* Exercise details
Filter the entries, keeping every line with the word "this".

* Records shown
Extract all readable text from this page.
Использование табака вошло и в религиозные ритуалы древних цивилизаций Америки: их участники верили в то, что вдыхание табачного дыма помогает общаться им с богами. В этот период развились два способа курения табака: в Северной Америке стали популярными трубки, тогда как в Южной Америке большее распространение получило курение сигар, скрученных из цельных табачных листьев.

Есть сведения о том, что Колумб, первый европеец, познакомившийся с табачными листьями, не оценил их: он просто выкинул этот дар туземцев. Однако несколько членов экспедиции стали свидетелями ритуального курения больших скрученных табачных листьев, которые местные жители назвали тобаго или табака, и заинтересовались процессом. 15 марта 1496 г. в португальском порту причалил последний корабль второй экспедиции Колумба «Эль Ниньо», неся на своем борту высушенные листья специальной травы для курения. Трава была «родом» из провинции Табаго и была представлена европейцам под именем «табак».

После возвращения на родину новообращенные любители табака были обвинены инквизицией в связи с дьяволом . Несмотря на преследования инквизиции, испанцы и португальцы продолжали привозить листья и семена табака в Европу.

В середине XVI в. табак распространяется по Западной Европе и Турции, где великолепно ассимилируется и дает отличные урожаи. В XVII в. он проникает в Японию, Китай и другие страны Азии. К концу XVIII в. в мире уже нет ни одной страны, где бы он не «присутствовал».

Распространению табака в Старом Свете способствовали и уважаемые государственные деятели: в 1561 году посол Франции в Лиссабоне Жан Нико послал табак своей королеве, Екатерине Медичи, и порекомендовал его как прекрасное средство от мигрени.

==

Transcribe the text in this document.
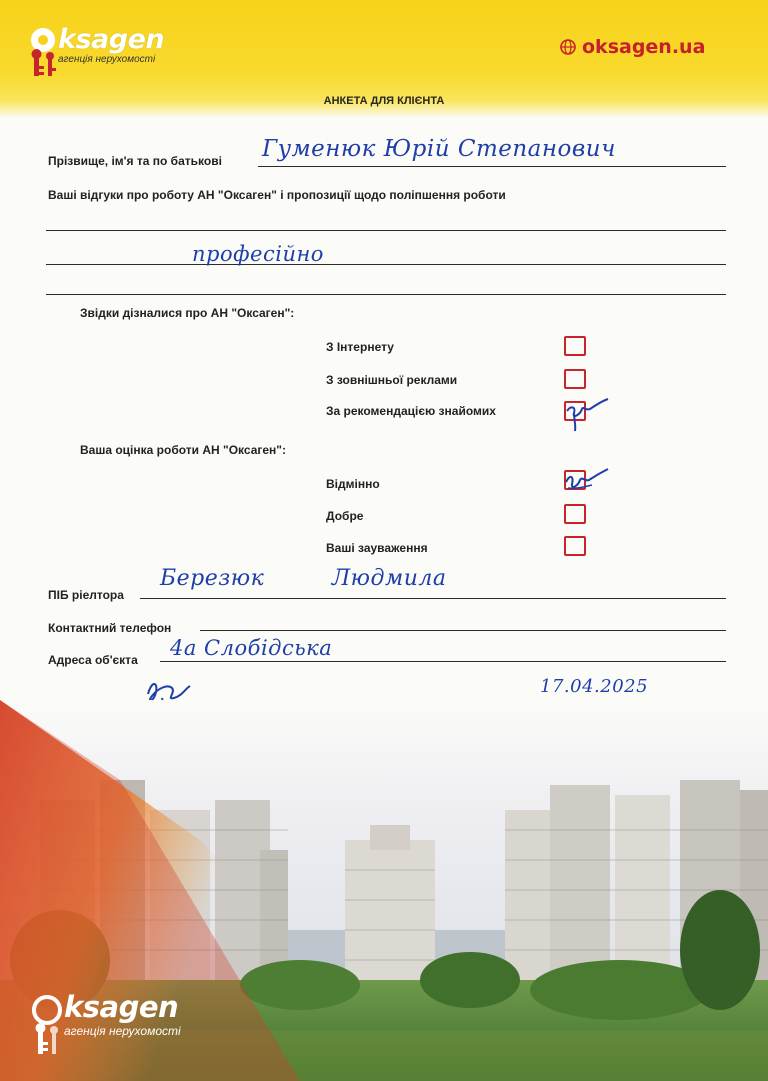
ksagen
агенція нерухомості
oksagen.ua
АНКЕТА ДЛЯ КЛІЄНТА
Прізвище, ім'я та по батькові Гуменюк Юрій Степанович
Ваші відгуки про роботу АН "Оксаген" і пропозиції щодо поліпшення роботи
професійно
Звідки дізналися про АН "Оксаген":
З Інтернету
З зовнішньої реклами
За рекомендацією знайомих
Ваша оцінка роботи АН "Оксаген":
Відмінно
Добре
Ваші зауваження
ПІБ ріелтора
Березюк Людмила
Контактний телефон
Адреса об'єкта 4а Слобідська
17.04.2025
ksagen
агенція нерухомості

* Correct answer
Extract all readable text from this page.
Transcribe the text in this document.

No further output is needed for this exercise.